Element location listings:
+ + + + +

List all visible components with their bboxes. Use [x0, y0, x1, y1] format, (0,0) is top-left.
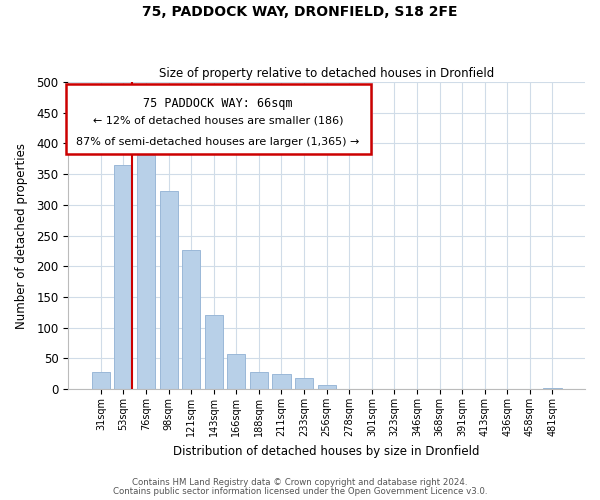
Text: ← 12% of detached houses are smaller (186): ← 12% of detached houses are smaller (18…: [93, 116, 343, 126]
Bar: [160, 191, 178, 389]
Text: 87% of semi-detached houses are larger (1,365) →: 87% of semi-detached houses are larger (…: [76, 138, 360, 147]
Text: Contains HM Land Registry data © Crown copyright and database right 2024.: Contains HM Land Registry data © Crown c…: [132, 478, 468, 487]
Title: Size of property relative to detached houses in Dronfield: Size of property relative to detached ho…: [159, 66, 494, 80]
X-axis label: Distribution of detached houses by size in Dronfield: Distribution of detached houses by size …: [173, 444, 480, 458]
Bar: [182, 250, 200, 389]
Text: Contains public sector information licensed under the Open Government Licence v3: Contains public sector information licen…: [113, 487, 487, 496]
Bar: [340, 388, 358, 389]
Bar: [317, 385, 335, 389]
Bar: [137, 154, 155, 389]
Bar: [250, 372, 268, 389]
Bar: [205, 315, 223, 389]
Bar: [115, 165, 133, 389]
Bar: [295, 378, 313, 389]
Y-axis label: Number of detached properties: Number of detached properties: [15, 142, 28, 328]
Bar: [227, 354, 245, 389]
FancyBboxPatch shape: [66, 84, 371, 154]
Bar: [272, 374, 290, 389]
Bar: [92, 372, 110, 389]
Bar: [544, 388, 562, 389]
Text: 75, PADDOCK WAY, DRONFIELD, S18 2FE: 75, PADDOCK WAY, DRONFIELD, S18 2FE: [142, 5, 458, 19]
Text: 75 PADDOCK WAY: 66sqm: 75 PADDOCK WAY: 66sqm: [143, 98, 293, 110]
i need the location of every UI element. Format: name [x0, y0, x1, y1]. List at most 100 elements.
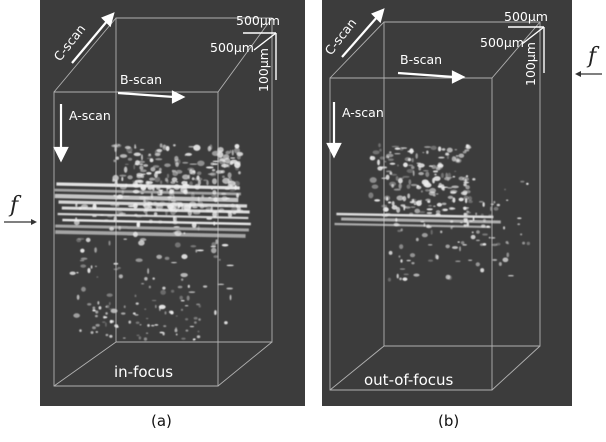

+ + + + +

WORK TO BE COMPLETED: Switch every "Bar" in the entries above to "Column" and leave everything else as it is. Omit the pictures from your version.

FULL RESPONSE:
List all visible components with their bboxes. Use [x0, y0, x1, y1] format, (0,0) is top-left.
Text: ← 12% of detached houses are smaller (186): ← 12% of detached houses are smaller (18…: [93, 116, 343, 126]
Column: [160, 191, 178, 389]
Text: 87% of semi-detached houses are larger (1,365) →: 87% of semi-detached houses are larger (…: [76, 138, 360, 147]
Text: Contains HM Land Registry data © Crown copyright and database right 2024.: Contains HM Land Registry data © Crown c…: [132, 478, 468, 487]
Title: Size of property relative to detached houses in Dronfield: Size of property relative to detached ho…: [159, 66, 494, 80]
X-axis label: Distribution of detached houses by size in Dronfield: Distribution of detached houses by size …: [173, 444, 480, 458]
Column: [182, 250, 200, 389]
Text: Contains public sector information licensed under the Open Government Licence v3: Contains public sector information licen…: [113, 487, 487, 496]
Column: [340, 388, 358, 389]
Column: [317, 385, 335, 389]
Column: [137, 154, 155, 389]
Column: [250, 372, 268, 389]
Column: [205, 315, 223, 389]
Column: [115, 165, 133, 389]
Column: [295, 378, 313, 389]
Y-axis label: Number of detached properties: Number of detached properties: [15, 142, 28, 328]
Column: [227, 354, 245, 389]
FancyBboxPatch shape: [66, 84, 371, 154]
Column: [272, 374, 290, 389]
Column: [92, 372, 110, 389]
Column: [544, 388, 562, 389]
Text: 75, PADDOCK WAY, DRONFIELD, S18 2FE: 75, PADDOCK WAY, DRONFIELD, S18 2FE: [142, 5, 458, 19]
Text: 75 PADDOCK WAY: 66sqm: 75 PADDOCK WAY: 66sqm: [143, 98, 293, 110]
i need the location of every UI element. Format: name [x0, y0, x1, y1]. List at most 100 elements.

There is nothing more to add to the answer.